# Given task
Where a line of the listing below includes the word "Altitude", reproduce that line.

Extracts from a graphics dataset:
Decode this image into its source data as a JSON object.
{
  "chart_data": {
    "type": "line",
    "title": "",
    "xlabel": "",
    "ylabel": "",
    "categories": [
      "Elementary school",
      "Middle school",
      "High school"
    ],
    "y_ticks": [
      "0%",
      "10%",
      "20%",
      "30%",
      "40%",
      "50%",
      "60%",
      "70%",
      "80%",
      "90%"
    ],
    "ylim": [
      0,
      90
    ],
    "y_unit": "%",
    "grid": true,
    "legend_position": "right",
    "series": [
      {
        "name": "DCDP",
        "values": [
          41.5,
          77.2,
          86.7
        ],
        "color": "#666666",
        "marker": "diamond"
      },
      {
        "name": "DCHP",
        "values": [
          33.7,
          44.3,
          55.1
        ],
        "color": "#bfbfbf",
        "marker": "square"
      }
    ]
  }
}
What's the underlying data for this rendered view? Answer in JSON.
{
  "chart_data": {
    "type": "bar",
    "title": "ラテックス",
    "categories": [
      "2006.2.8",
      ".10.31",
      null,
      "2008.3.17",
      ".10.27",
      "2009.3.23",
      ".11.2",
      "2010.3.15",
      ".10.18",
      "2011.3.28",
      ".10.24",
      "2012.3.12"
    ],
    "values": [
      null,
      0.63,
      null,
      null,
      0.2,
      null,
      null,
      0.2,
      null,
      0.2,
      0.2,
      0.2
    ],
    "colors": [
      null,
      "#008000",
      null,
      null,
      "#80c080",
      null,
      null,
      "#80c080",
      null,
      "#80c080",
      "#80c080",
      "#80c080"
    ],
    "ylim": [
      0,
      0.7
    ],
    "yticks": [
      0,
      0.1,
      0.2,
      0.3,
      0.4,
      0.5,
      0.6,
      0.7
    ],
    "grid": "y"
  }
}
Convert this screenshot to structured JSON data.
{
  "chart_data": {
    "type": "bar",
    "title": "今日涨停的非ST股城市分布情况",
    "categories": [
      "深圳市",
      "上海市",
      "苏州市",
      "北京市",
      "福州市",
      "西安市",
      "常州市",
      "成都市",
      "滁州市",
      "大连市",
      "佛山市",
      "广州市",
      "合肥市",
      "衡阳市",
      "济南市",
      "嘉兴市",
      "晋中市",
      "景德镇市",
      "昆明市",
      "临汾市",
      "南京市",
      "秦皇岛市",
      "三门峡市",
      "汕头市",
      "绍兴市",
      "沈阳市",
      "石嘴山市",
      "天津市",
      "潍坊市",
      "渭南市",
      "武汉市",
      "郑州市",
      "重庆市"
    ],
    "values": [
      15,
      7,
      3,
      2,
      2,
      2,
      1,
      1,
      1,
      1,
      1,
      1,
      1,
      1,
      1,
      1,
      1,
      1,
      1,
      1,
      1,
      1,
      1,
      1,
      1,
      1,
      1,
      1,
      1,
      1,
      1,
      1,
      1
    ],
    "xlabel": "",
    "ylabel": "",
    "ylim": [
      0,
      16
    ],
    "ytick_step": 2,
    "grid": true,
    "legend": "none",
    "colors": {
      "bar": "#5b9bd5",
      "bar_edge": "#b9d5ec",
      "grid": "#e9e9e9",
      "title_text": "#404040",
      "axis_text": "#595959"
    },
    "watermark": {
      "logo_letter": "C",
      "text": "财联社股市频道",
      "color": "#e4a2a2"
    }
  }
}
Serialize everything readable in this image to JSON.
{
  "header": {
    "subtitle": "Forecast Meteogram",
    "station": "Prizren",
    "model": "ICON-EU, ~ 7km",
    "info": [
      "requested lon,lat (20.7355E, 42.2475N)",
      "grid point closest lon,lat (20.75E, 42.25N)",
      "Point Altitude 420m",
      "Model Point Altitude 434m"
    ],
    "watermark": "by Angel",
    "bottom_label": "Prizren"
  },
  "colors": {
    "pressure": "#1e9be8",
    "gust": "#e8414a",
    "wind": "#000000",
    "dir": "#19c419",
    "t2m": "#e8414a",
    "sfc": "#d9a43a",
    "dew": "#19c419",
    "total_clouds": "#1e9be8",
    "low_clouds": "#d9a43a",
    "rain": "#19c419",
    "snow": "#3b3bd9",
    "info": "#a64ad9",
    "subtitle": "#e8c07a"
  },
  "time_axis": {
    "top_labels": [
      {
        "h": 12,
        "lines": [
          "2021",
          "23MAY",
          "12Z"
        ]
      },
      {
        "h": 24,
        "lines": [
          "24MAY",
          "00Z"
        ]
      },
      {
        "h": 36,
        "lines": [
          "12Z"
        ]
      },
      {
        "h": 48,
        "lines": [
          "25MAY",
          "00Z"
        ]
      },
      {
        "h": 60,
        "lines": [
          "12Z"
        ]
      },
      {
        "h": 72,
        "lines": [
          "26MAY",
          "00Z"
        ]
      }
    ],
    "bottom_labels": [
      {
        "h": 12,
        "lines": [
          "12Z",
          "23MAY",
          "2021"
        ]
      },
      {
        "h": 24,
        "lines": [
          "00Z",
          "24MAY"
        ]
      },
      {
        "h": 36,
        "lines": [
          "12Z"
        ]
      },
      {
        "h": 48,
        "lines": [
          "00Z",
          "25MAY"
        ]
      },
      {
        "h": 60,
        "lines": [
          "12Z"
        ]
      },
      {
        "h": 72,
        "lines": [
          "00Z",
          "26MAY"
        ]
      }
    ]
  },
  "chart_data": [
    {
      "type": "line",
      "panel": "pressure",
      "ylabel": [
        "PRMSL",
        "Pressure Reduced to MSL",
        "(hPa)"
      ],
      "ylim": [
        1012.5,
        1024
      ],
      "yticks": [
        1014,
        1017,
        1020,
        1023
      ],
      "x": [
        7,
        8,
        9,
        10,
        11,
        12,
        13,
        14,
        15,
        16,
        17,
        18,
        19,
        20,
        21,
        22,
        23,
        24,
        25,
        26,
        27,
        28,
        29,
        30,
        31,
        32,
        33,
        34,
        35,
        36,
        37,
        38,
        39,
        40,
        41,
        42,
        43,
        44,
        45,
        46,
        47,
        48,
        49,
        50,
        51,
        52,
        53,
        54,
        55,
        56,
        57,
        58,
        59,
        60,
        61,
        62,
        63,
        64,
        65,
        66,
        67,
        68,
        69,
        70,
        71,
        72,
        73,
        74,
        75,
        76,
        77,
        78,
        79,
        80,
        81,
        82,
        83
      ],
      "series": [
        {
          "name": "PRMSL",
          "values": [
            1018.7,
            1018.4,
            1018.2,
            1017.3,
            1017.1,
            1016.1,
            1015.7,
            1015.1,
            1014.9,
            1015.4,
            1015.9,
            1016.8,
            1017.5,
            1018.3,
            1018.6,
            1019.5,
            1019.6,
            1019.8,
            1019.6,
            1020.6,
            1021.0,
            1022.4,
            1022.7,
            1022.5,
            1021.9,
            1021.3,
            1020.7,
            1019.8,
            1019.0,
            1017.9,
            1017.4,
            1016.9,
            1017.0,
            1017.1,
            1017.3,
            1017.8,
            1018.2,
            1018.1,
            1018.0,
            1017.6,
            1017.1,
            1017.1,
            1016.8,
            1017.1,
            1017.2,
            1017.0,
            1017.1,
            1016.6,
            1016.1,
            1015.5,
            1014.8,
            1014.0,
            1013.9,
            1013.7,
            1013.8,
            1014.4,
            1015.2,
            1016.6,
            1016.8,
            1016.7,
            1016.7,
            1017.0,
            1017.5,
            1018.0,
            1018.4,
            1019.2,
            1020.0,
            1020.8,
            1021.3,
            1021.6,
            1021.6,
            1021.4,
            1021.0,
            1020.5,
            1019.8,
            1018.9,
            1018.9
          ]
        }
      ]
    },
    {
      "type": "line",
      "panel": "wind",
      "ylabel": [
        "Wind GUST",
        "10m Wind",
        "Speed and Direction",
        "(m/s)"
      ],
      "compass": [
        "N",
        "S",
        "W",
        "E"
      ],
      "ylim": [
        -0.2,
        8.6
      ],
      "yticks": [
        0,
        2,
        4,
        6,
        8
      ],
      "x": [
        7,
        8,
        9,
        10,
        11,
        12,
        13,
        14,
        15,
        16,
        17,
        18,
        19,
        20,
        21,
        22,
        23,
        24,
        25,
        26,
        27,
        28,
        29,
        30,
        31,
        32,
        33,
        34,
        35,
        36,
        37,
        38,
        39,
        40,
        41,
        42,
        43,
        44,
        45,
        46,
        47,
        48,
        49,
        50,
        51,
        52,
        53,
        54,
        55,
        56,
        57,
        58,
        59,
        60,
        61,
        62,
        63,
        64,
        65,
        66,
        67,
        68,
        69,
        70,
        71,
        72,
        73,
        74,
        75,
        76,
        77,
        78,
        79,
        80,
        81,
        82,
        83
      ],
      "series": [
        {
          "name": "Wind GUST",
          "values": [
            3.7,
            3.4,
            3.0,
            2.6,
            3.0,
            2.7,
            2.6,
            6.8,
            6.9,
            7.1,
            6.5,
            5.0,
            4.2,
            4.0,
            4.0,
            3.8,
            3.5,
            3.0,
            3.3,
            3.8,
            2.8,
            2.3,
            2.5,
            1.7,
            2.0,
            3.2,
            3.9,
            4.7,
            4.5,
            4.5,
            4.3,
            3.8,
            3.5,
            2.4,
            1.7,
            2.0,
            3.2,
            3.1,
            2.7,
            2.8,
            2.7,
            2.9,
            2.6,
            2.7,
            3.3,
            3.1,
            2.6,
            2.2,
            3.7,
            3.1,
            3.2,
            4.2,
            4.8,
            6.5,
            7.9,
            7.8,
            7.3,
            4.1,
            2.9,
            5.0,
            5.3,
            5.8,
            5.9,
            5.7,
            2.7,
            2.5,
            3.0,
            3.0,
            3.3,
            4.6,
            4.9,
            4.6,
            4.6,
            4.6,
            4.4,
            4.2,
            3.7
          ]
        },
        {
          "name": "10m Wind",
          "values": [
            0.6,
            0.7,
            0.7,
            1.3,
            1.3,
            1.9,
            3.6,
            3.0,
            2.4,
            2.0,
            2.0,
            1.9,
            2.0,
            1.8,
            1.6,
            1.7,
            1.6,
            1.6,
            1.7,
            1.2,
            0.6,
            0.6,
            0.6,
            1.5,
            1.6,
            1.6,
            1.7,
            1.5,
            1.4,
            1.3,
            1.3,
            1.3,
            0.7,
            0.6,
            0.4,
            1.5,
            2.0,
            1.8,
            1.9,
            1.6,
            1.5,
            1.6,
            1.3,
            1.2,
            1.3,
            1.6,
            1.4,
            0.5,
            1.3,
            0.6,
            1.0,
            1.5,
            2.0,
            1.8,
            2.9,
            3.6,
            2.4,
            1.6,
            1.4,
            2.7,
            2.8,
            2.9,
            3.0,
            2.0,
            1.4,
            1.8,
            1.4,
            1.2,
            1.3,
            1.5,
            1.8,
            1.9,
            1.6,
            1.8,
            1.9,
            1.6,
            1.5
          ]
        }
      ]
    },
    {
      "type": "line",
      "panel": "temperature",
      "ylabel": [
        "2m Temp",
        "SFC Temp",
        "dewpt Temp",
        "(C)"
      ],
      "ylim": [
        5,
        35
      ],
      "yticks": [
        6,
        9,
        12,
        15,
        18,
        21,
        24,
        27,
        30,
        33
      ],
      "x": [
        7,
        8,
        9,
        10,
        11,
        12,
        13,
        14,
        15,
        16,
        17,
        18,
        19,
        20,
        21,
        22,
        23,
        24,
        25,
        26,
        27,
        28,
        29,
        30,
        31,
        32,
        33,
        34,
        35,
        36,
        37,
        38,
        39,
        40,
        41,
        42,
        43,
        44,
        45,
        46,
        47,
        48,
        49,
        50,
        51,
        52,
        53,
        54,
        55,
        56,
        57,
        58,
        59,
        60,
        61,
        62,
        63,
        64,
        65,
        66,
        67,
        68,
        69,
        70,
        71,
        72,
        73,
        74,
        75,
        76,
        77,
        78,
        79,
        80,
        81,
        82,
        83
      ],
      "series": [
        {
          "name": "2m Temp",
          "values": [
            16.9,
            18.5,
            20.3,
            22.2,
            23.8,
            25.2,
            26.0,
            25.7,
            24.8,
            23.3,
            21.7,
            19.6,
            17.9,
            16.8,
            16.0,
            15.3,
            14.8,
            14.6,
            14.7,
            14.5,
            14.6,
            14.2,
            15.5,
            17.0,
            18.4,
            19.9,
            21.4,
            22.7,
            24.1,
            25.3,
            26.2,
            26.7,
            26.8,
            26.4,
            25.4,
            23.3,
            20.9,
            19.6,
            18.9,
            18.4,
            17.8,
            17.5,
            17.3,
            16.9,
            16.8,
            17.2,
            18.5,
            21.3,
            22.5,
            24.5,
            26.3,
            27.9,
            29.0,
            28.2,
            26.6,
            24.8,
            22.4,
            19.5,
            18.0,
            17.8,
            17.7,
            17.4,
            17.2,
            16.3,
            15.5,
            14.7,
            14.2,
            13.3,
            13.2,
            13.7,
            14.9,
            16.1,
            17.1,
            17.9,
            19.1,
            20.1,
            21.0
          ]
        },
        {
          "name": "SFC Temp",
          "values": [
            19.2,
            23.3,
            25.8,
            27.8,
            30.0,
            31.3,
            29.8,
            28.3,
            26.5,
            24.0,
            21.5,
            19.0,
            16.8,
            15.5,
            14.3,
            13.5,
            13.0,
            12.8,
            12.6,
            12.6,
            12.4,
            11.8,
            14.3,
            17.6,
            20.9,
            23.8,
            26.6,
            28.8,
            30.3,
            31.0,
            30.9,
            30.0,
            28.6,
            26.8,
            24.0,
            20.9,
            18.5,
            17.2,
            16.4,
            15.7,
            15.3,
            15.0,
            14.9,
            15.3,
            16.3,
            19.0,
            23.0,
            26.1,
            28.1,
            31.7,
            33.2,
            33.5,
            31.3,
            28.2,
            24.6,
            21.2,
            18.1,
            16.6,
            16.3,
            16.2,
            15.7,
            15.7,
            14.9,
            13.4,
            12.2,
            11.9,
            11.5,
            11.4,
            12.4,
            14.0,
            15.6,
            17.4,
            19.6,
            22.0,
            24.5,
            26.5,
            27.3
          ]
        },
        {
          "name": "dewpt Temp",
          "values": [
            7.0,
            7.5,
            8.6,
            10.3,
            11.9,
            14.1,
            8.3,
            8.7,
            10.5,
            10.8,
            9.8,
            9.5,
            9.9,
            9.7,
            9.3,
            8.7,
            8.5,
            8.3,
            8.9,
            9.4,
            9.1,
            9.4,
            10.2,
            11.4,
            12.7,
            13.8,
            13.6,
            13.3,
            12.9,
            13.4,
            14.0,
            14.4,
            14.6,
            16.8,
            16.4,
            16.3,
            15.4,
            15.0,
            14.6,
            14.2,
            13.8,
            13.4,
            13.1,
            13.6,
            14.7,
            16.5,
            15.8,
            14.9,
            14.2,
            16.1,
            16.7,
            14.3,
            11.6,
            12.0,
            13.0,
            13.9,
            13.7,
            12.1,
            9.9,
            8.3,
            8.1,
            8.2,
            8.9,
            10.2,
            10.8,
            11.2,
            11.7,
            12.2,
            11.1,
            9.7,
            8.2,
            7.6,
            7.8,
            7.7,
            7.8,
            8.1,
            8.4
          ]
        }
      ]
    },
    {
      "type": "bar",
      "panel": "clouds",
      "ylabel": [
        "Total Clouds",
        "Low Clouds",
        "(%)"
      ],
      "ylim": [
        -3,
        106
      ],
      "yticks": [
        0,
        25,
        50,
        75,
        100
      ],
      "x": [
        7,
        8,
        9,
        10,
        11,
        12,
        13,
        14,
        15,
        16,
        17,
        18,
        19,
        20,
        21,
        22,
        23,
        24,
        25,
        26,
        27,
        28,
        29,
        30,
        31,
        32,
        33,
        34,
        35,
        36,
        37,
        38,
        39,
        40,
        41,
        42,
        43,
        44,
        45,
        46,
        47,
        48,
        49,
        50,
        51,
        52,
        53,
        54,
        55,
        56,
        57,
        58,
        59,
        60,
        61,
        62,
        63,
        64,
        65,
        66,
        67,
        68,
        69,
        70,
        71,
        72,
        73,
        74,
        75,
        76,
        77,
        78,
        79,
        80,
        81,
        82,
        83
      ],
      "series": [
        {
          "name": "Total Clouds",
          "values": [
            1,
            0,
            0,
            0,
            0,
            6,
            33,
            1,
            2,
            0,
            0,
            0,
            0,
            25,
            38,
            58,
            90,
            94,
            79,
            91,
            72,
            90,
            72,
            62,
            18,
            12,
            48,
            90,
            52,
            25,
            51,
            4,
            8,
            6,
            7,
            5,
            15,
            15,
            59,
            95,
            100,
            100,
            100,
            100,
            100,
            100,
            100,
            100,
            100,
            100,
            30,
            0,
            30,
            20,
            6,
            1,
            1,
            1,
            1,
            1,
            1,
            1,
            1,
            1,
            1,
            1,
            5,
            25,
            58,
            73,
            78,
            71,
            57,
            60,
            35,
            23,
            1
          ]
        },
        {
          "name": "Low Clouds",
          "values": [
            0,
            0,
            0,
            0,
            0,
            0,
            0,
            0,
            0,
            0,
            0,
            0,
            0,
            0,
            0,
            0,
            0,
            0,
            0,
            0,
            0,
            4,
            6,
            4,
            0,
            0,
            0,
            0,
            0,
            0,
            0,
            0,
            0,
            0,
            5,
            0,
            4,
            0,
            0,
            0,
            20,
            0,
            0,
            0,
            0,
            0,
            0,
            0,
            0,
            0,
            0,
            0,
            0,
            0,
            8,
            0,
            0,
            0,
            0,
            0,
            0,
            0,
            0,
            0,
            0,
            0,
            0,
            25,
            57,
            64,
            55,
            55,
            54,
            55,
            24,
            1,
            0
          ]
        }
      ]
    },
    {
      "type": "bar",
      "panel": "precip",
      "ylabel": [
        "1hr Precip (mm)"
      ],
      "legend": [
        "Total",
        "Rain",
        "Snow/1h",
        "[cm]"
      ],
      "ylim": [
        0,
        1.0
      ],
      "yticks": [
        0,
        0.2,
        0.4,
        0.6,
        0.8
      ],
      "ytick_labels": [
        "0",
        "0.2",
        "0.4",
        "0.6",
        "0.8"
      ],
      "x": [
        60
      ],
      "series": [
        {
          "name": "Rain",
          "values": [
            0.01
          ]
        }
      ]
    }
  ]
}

# Answer
      "Point Altitude 420m",
      "Model Point Altitude 434m"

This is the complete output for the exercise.